INSTRUCTION:
Return a copy of every line in the records that includes the word "icon".

* BEGIN *

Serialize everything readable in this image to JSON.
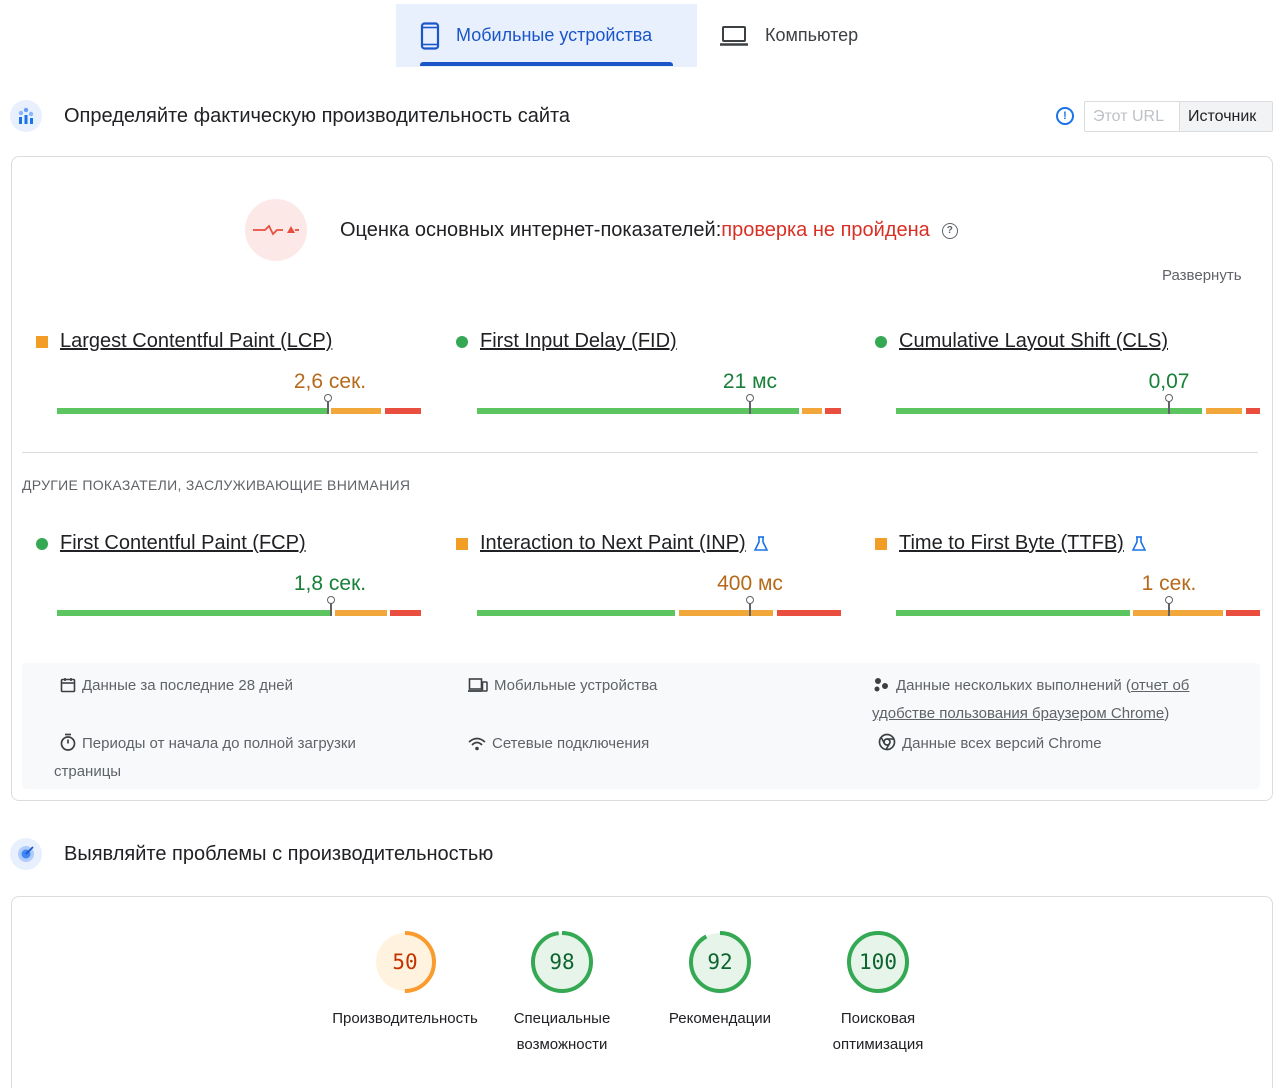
{
  "tabs": [
    {
      "label": "Мобильные устройства",
      "icon": "smartphone-icon",
      "active": true
    },
    {
      "label": "Компьютер",
      "icon": "laptop-icon",
      "active": false
    }
  ],
  "field": {
    "title": "Определяйте фактическую производительность сайта",
    "toggle": {
      "this_url": "Этот URL",
      "origin": "Источник"
    }
  },
  "assessment": {
    "label": "Оценка основных интернет-показателей:",
    "status": "проверка не пройдена",
    "expand": "Развернуть"
  },
  "core_metrics": [
    {
      "name": "Largest Contentful Paint (LCP)",
      "value": "2,6 сек.",
      "status": "average",
      "marker_fraction": 0.74
    },
    {
      "name": "First Input Delay (FID)",
      "value": "21 мс",
      "status": "good",
      "marker_fraction": 0.75
    },
    {
      "name": "Cumulative Layout Shift (CLS)",
      "value": "0,07",
      "status": "good",
      "marker_fraction": 0.75
    }
  ],
  "other_title": "ДРУГИЕ ПОКАЗАТЕЛИ, ЗАСЛУЖИВАЮЩИЕ ВНИМАНИЯ",
  "other_metrics": [
    {
      "name": "First Contentful Paint (FCP)",
      "value": "1,8 сек.",
      "status": "good",
      "marker_fraction": 0.75,
      "experimental": false
    },
    {
      "name": "Interaction to Next Paint (INP)",
      "value": "400 мс",
      "status": "average",
      "marker_fraction": 0.75,
      "experimental": true
    },
    {
      "name": "Time to First Byte (TTFB)",
      "value": "1 сек.",
      "status": "average",
      "marker_fraction": 0.75,
      "experimental": true
    }
  ],
  "footer": {
    "period": "Данные за последние 28 дней",
    "device": "Мобильные устройства",
    "samples_prefix": "Данные нескольких выполнений (",
    "samples_link1": "отчет об",
    "samples_link2": "удобстве пользования браузером Chrome",
    "samples_suffix": ")",
    "duration_line1": "Периоды от начала до полной загрузки",
    "duration_line2": "страницы",
    "network": "Сетевые подключения",
    "versions": "Данные всех версий Chrome"
  },
  "lab": {
    "title": "Выявляйте проблемы с производительностью",
    "scores": [
      {
        "score": "50",
        "label_line1": "Производительность",
        "label_line2": "",
        "fraction": 0.5,
        "color": "#fa9b2d"
      },
      {
        "score": "98",
        "label_line1": "Специальные",
        "label_line2": "возможности",
        "fraction": 0.98,
        "color": "#34a853"
      },
      {
        "score": "92",
        "label_line1": "Рекомендации",
        "label_line2": "",
        "fraction": 0.92,
        "color": "#34a853"
      },
      {
        "score": "100",
        "label_line1": "Поисковая",
        "label_line2": "оптимизация",
        "fraction": 1.0,
        "color": "#34a853"
      }
    ]
  },
  "colors": {
    "accent": "#1a56c8",
    "fail": "#d93025",
    "average": "#b56a1b",
    "good": "#188038"
  }
}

* END *

THE RESPONSE:
      "icon": "smartphone-icon",
      "icon": "laptop-icon",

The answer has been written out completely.